● **Your goal**: Reproduce each line that includes the word "this".

● **Information shown**:
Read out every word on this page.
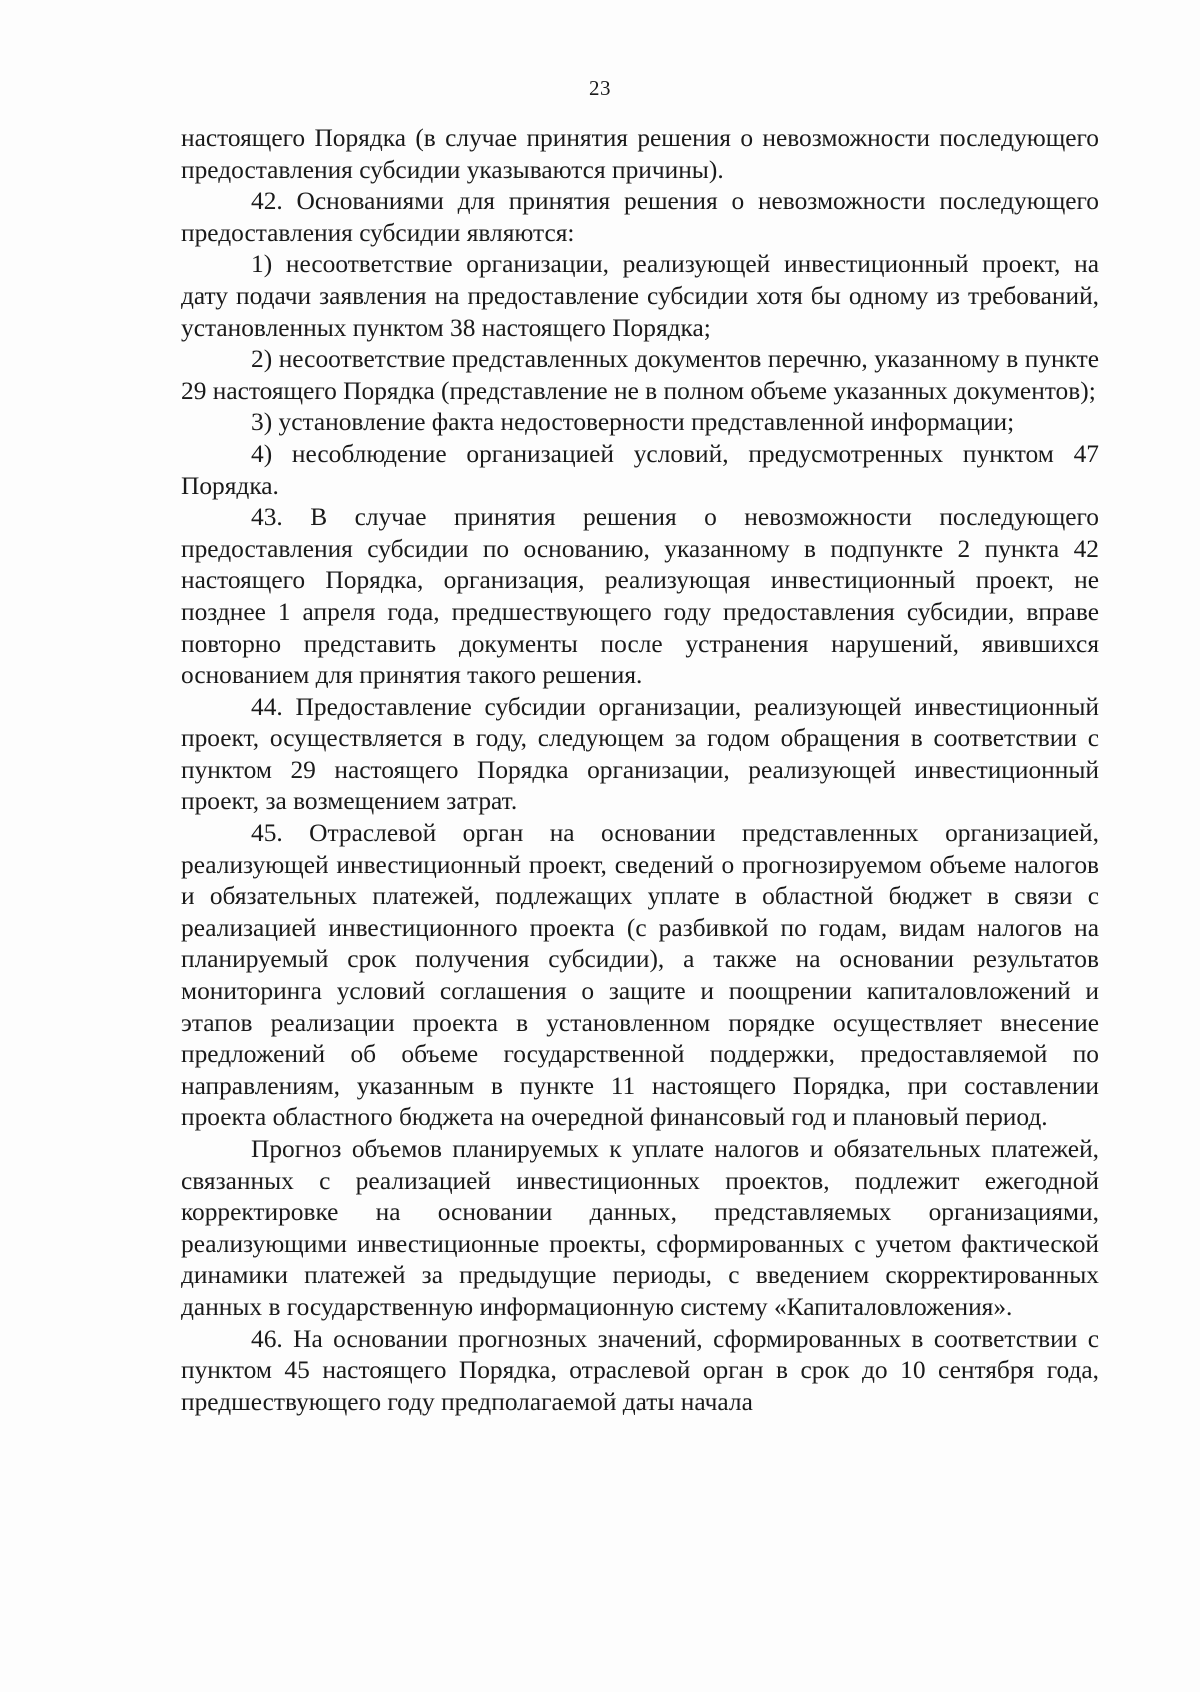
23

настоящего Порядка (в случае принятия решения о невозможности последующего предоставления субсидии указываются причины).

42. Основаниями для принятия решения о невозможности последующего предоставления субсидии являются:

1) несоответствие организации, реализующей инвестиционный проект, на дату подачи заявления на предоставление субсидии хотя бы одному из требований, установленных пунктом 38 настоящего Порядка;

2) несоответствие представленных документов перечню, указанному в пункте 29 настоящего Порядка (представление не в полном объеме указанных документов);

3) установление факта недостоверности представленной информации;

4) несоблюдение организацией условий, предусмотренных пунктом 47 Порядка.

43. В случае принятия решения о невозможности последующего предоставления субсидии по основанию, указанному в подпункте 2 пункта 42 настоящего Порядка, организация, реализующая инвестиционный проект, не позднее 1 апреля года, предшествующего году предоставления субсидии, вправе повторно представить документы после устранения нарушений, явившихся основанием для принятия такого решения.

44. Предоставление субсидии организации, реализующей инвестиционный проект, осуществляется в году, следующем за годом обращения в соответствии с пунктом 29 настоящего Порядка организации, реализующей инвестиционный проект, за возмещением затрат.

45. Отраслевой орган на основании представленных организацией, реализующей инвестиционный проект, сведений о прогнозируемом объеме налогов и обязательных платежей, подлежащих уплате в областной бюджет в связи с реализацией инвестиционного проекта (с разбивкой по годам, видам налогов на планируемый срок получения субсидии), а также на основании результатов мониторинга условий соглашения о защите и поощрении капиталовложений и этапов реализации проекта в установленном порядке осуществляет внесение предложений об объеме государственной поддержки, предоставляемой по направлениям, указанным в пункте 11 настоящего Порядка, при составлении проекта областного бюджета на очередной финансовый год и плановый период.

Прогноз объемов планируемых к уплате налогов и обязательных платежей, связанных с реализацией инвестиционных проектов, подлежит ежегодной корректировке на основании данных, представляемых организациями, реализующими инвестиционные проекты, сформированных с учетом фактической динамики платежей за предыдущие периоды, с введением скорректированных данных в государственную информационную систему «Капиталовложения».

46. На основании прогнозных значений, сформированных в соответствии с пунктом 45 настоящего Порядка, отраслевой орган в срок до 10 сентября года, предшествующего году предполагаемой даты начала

* * *

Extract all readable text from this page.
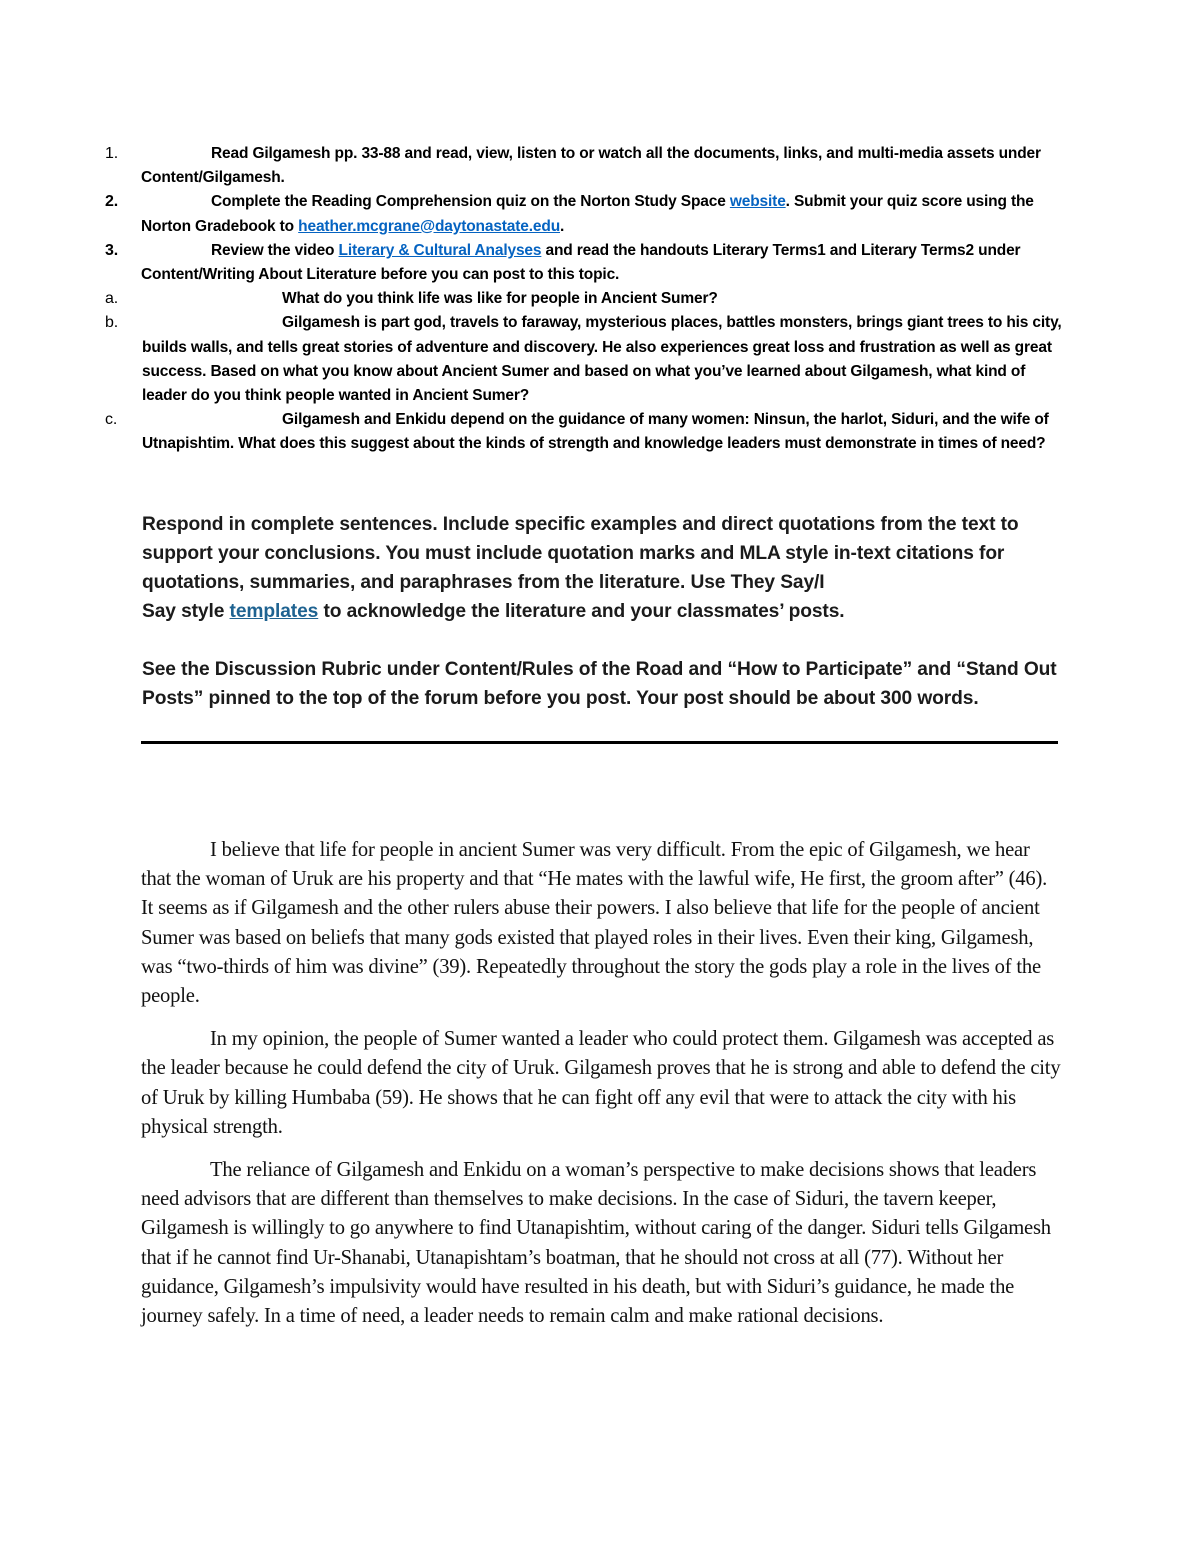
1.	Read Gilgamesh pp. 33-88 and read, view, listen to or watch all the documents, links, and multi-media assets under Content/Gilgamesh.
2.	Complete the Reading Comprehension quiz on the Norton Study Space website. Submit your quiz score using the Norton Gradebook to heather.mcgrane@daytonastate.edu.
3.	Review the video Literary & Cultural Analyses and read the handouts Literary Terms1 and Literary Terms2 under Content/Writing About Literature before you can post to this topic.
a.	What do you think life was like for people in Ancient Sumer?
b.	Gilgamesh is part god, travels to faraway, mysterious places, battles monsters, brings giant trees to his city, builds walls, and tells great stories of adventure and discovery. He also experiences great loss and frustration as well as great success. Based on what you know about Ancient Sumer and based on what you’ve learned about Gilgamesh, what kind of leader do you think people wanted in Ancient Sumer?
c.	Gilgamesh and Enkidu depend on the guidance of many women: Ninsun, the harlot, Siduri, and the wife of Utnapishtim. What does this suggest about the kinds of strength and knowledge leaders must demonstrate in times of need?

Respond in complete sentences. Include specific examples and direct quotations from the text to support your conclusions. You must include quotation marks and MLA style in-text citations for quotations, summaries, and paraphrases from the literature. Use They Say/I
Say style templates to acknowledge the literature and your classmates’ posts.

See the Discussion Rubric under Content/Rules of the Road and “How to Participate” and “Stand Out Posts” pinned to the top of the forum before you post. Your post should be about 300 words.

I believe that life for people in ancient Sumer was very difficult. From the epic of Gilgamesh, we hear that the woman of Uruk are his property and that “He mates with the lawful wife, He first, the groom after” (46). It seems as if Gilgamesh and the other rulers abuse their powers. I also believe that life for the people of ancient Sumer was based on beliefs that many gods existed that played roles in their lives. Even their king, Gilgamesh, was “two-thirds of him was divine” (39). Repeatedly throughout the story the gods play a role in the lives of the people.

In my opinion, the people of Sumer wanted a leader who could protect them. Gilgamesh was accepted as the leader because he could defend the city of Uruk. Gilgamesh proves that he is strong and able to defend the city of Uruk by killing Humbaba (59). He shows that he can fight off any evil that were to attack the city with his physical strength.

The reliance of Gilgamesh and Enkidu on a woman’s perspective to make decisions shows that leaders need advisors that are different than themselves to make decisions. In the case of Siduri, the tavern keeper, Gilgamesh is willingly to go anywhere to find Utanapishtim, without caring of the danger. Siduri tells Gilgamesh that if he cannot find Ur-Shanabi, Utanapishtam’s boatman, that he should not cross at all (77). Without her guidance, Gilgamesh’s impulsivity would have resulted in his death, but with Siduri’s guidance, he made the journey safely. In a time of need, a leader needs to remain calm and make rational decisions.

● **Answer to the task**:
Read out every word on this page.
Extract all readable text from this page.
3.	Review the video Literary & Cultural Analyses and read the handouts Literary Terms1 and Literary Terms2 under Content/Writing About Literature before you can post to this topic.
c.	Gilgamesh and Enkidu depend on the guidance of many women: Ninsun, the harlot, Siduri, and the wife of Utnapishtim. What does this suggest about the kinds of strength and knowledge leaders must demonstrate in times of need?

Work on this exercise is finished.